Set problem: Consider the data that follows and state how many lines contain the string "ylabel", using the number alone.

Provided data:
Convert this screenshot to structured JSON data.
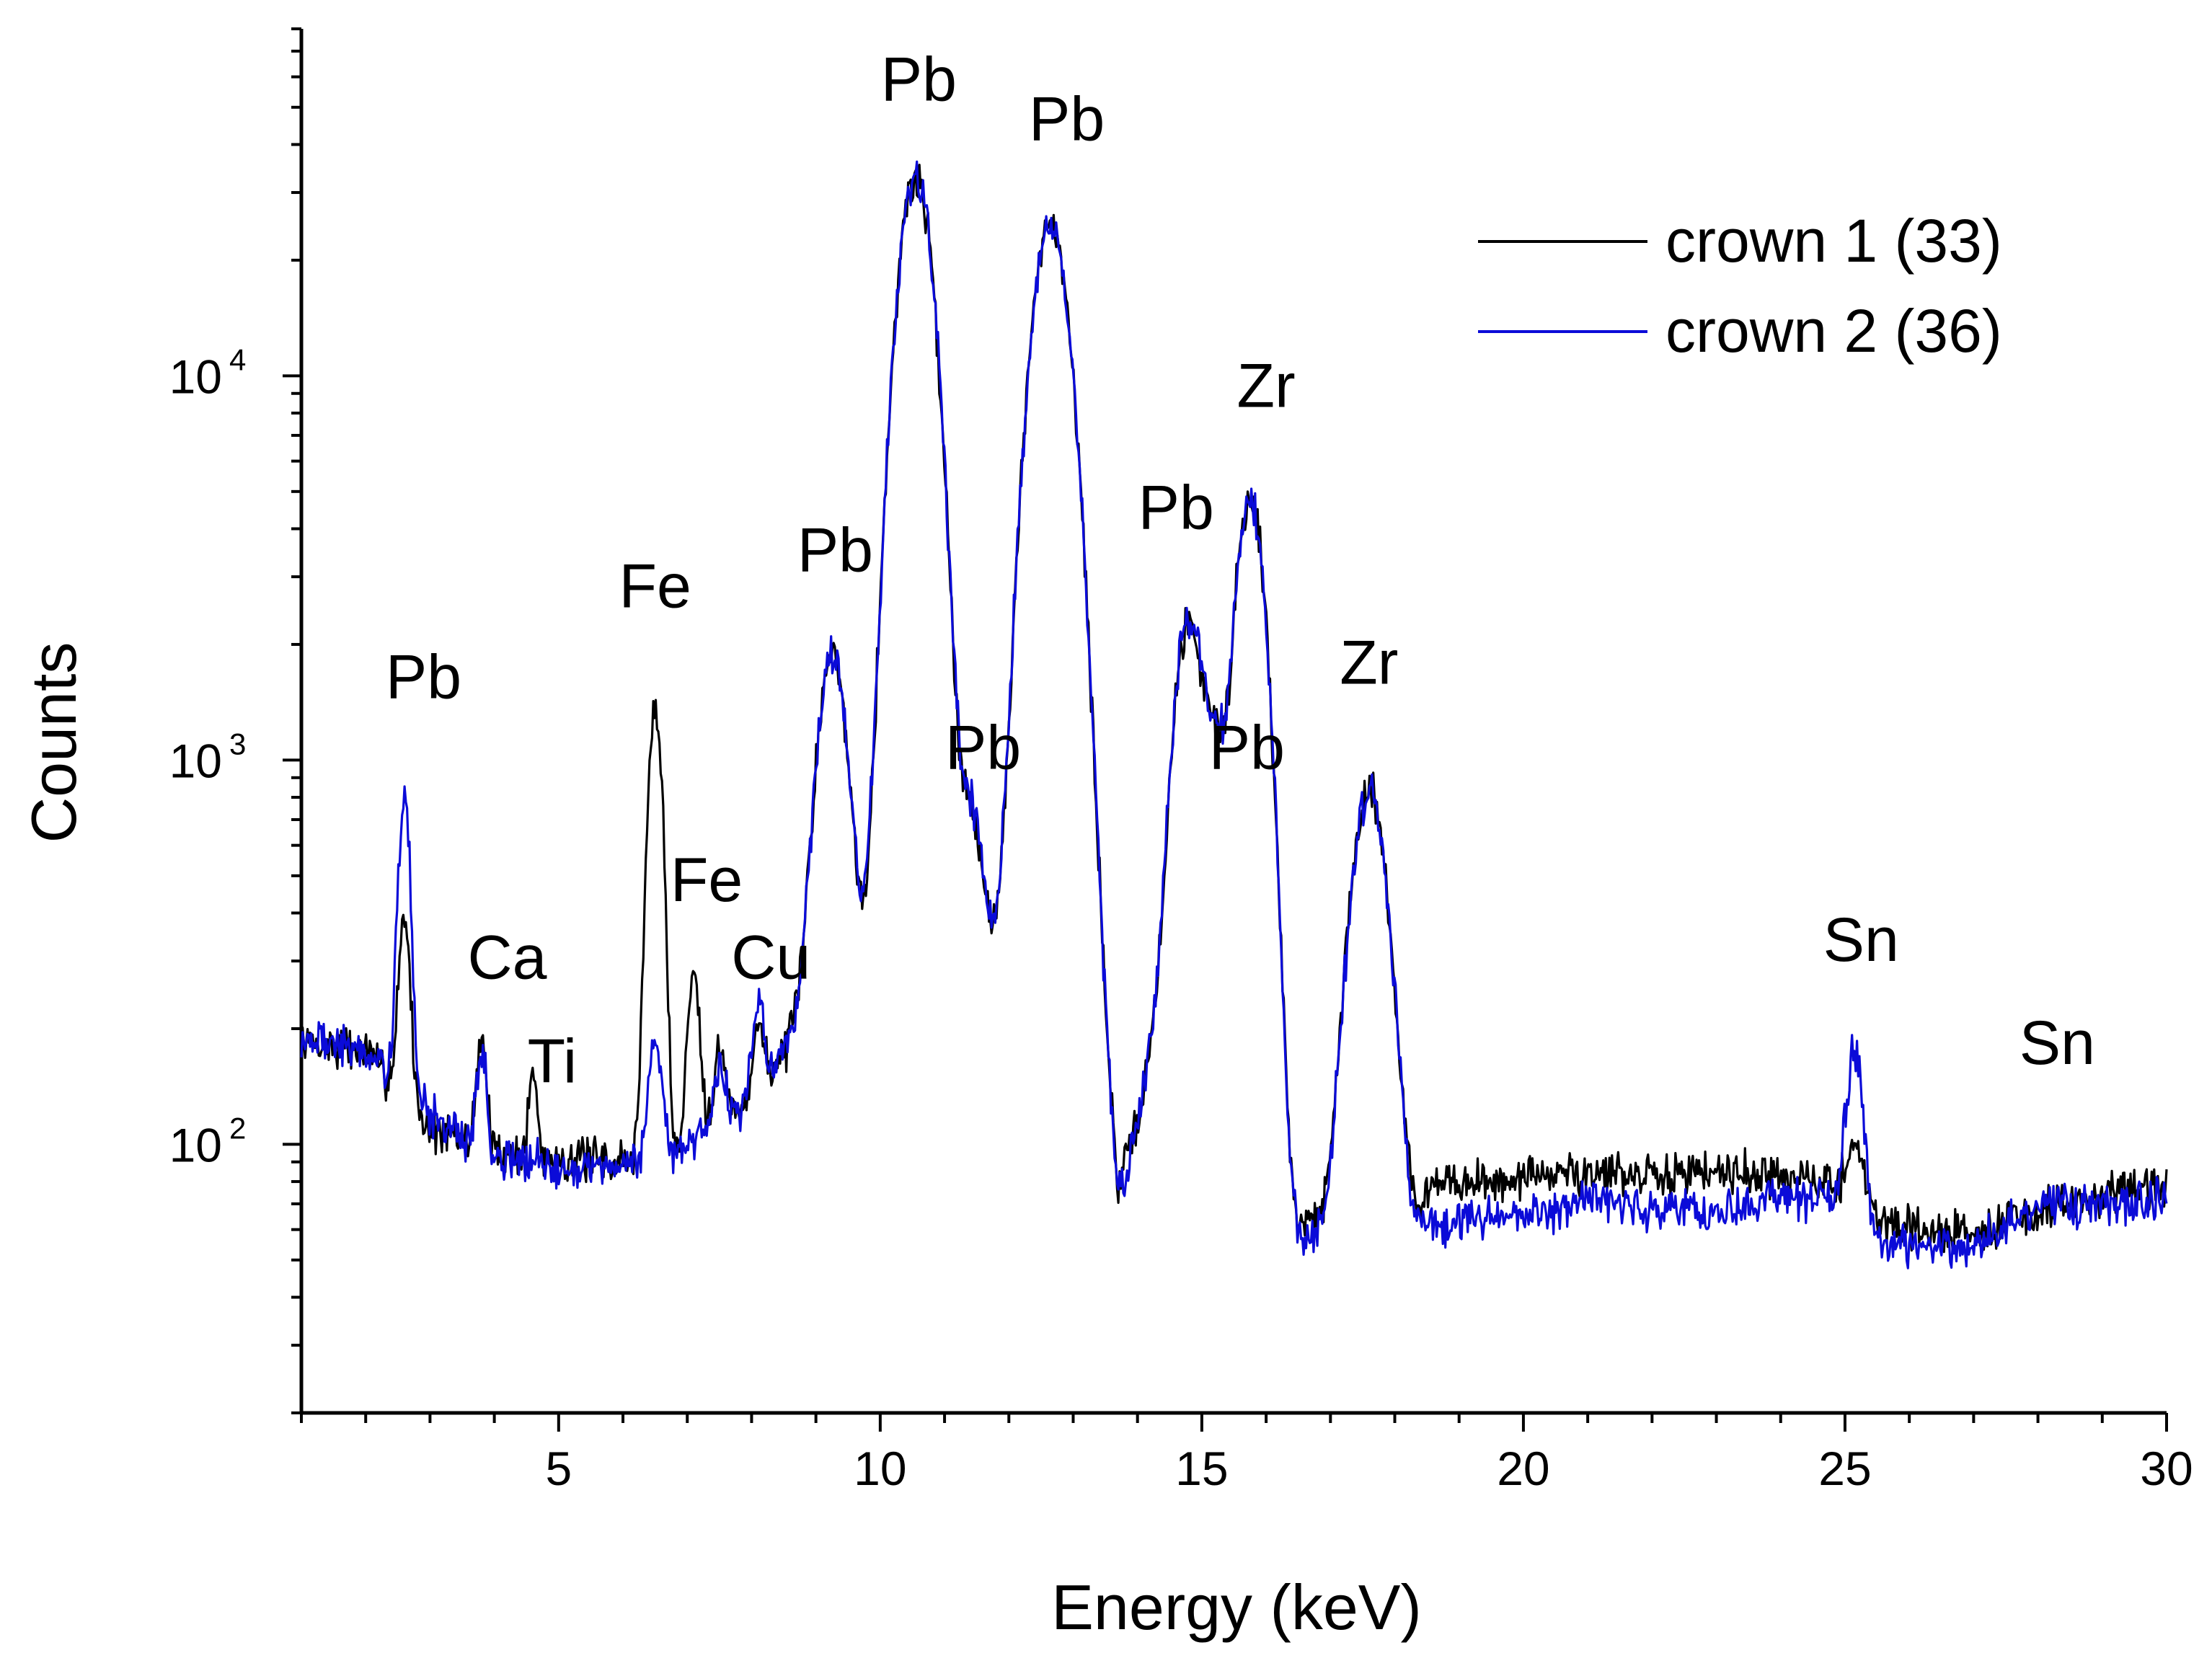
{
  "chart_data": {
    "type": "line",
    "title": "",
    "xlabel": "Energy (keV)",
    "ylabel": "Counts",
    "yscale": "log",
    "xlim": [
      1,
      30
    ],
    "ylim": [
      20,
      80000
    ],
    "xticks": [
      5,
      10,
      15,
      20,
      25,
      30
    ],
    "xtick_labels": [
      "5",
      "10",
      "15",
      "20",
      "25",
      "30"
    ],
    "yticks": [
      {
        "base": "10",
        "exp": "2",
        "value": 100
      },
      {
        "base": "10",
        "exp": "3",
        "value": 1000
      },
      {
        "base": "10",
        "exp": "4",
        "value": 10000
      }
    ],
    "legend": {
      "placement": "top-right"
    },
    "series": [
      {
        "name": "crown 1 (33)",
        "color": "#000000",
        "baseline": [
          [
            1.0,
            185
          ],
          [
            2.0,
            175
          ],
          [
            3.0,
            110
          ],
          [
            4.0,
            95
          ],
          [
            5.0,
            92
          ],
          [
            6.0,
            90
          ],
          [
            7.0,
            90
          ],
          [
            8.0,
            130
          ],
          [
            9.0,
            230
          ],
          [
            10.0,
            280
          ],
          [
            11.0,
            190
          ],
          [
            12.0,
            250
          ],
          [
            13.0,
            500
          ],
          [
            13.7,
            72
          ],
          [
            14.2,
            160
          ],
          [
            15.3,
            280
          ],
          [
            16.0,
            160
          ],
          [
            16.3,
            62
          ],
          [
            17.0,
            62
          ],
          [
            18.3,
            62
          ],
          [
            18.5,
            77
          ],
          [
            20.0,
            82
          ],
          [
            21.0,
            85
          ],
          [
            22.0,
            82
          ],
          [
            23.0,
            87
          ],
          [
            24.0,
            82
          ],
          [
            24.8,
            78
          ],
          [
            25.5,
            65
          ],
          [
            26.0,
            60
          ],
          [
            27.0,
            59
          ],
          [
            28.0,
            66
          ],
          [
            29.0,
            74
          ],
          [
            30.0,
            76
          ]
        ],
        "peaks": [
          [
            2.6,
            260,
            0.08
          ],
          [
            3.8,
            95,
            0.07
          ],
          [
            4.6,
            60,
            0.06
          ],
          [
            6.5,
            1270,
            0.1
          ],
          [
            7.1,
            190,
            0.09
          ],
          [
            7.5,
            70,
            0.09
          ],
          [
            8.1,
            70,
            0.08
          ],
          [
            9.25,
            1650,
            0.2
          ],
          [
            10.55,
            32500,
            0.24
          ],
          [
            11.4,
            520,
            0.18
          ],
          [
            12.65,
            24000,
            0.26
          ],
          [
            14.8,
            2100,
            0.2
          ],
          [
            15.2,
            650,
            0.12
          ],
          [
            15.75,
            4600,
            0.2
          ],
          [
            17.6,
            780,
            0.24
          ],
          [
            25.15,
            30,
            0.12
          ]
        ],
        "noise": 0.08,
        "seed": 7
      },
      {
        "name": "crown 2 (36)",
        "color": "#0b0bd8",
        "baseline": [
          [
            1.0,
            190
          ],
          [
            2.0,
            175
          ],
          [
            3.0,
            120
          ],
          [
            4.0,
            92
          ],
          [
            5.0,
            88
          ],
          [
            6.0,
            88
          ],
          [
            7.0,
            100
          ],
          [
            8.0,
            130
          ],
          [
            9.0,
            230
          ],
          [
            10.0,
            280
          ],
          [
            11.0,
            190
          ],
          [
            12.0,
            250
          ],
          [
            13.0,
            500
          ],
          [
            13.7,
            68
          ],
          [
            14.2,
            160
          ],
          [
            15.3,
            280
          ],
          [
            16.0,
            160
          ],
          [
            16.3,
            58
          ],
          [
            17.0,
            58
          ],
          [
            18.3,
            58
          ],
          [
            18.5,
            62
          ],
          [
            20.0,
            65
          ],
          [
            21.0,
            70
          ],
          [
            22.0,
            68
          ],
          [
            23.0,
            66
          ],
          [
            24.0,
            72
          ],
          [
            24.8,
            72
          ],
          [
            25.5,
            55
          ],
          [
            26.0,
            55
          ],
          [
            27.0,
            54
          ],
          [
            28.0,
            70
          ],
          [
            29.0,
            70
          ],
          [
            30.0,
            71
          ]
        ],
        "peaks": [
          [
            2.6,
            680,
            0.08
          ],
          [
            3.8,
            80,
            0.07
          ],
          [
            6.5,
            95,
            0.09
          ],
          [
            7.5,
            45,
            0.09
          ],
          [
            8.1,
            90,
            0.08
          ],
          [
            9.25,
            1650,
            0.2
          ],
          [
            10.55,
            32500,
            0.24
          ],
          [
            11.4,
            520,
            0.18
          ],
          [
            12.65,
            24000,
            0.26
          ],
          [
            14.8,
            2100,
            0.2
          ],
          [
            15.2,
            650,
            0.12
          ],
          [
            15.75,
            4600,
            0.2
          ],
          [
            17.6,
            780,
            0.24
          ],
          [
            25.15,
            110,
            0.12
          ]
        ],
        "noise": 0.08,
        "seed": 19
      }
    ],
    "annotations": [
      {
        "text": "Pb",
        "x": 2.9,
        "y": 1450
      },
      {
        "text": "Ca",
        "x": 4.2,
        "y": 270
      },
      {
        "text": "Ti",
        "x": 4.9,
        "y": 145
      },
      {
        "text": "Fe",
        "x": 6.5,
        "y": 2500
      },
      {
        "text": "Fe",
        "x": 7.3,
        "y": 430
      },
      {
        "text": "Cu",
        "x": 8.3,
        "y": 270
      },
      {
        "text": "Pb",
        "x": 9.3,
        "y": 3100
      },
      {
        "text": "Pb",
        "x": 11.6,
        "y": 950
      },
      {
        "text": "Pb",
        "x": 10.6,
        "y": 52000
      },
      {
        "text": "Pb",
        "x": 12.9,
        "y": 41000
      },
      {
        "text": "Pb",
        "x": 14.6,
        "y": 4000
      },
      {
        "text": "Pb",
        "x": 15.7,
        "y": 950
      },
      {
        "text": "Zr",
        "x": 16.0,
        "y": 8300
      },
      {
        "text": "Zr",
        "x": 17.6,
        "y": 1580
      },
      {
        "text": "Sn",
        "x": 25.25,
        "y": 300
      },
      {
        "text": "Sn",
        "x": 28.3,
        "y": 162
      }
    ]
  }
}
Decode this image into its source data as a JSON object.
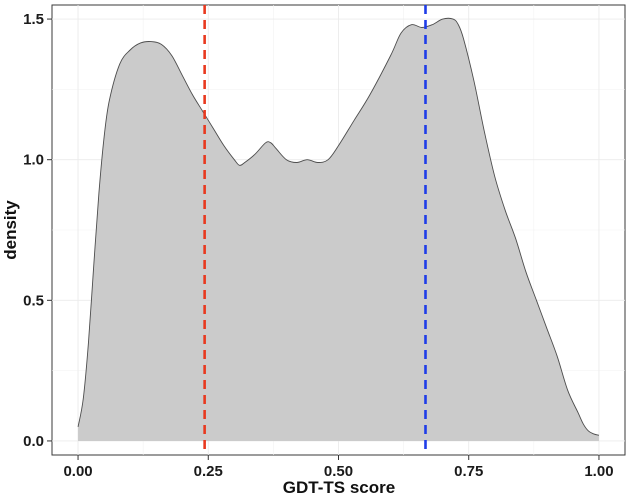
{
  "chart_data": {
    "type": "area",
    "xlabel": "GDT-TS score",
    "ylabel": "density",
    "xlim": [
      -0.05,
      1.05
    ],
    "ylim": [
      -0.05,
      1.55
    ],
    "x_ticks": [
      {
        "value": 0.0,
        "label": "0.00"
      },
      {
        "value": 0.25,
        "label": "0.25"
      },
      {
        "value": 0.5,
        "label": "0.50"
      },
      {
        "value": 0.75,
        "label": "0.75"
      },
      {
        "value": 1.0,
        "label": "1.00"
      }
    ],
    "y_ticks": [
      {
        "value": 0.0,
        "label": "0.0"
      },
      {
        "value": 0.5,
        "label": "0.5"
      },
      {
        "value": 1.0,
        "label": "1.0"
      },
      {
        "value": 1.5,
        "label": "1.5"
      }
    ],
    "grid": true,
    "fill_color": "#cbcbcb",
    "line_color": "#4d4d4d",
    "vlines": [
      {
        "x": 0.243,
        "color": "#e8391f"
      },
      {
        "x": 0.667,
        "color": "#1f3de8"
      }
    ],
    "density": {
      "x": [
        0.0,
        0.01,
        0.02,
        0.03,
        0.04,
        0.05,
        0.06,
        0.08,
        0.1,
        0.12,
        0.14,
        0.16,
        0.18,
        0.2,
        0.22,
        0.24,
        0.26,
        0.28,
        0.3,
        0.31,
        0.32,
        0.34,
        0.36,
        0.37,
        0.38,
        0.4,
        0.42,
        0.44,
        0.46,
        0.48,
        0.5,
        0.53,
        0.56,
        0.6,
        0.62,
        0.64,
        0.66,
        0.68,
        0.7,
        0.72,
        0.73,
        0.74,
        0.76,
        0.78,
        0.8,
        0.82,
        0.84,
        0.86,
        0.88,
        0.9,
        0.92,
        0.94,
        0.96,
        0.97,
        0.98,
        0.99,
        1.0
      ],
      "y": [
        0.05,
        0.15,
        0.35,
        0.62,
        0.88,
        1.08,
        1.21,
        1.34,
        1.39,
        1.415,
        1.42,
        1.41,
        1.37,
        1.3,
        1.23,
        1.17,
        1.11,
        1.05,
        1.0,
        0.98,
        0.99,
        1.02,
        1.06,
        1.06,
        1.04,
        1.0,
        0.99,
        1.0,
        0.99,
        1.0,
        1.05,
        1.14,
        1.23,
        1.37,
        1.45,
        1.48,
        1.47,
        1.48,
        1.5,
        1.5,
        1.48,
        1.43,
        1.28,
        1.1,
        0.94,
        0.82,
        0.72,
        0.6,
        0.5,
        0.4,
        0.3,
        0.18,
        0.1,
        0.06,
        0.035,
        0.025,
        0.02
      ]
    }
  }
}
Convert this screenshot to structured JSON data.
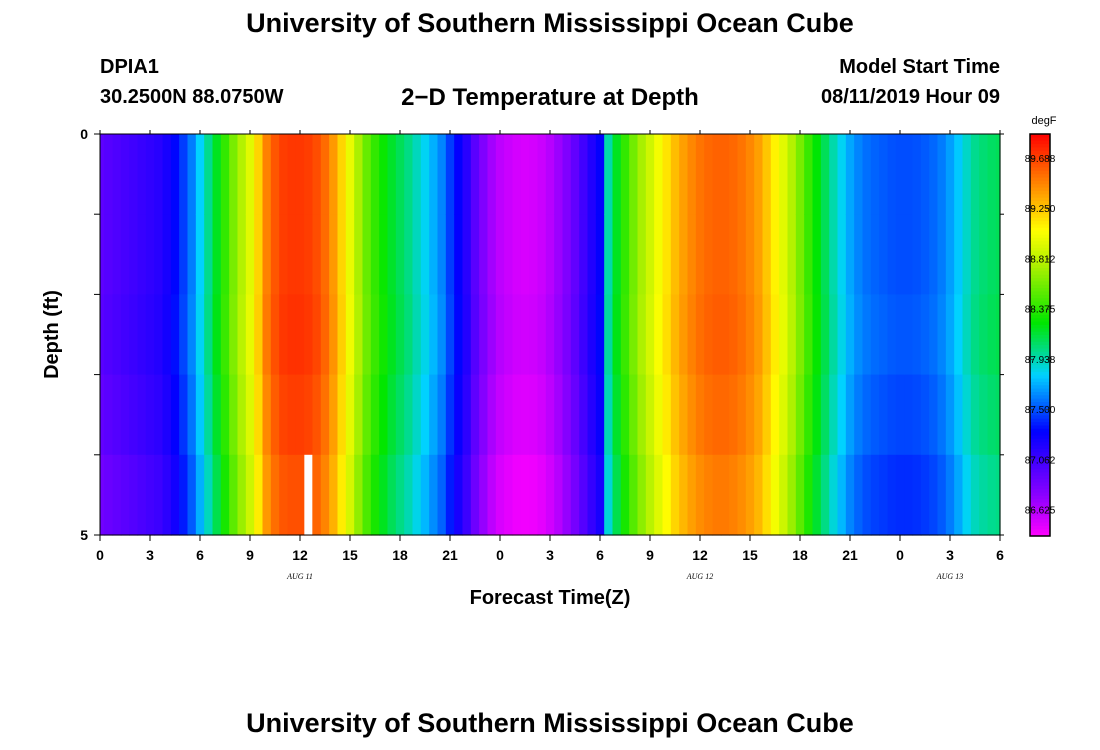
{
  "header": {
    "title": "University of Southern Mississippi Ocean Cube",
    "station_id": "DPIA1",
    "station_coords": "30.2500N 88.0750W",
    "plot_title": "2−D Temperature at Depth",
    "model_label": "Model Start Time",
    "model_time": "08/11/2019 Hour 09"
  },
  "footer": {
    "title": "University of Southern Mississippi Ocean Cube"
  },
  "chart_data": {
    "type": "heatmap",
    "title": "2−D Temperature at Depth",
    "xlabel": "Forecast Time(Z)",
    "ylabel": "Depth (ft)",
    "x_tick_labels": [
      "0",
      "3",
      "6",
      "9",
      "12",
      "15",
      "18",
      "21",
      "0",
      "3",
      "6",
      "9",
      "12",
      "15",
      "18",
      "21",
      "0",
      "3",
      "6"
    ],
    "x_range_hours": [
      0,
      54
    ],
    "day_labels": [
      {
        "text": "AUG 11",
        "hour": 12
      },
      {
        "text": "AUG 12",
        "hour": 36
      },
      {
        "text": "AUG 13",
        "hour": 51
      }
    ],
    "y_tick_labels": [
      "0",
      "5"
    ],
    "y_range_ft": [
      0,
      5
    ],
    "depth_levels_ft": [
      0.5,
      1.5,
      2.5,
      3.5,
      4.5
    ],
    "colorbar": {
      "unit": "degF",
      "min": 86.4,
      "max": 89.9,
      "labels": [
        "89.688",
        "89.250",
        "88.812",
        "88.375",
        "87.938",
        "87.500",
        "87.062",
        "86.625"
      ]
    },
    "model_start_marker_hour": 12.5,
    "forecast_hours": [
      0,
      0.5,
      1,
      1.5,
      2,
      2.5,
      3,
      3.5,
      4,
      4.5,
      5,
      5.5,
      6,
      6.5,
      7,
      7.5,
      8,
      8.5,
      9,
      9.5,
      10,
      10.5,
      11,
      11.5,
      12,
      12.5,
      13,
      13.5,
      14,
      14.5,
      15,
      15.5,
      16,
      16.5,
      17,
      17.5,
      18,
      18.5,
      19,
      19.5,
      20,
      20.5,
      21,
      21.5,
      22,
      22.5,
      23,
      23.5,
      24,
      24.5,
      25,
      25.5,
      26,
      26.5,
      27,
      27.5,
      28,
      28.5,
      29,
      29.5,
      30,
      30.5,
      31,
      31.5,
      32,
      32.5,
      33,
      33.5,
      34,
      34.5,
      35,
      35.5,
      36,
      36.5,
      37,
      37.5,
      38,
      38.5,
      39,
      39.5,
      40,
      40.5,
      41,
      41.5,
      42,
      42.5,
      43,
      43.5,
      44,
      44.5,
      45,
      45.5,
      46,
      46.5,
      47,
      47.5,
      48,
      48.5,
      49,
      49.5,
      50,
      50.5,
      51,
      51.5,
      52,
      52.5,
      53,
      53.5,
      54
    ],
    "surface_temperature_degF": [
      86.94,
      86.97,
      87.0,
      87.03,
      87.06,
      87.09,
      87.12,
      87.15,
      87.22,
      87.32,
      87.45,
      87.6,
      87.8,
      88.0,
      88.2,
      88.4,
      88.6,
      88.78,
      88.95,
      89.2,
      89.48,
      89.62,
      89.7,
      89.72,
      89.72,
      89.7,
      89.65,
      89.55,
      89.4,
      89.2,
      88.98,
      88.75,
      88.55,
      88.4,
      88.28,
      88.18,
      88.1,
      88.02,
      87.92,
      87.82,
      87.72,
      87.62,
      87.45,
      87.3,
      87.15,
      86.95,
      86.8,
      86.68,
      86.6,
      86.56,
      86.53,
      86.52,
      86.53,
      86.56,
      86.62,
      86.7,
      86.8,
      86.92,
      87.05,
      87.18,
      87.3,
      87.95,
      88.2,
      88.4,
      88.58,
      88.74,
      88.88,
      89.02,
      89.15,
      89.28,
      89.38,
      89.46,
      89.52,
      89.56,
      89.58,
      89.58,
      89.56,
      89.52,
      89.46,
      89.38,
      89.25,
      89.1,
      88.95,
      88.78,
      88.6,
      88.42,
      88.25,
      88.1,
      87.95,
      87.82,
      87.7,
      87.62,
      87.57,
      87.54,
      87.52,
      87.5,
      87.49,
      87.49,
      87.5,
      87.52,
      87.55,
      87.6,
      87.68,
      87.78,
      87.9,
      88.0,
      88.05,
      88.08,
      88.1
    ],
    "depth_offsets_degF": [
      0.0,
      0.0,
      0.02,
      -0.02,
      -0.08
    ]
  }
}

Written solution: 3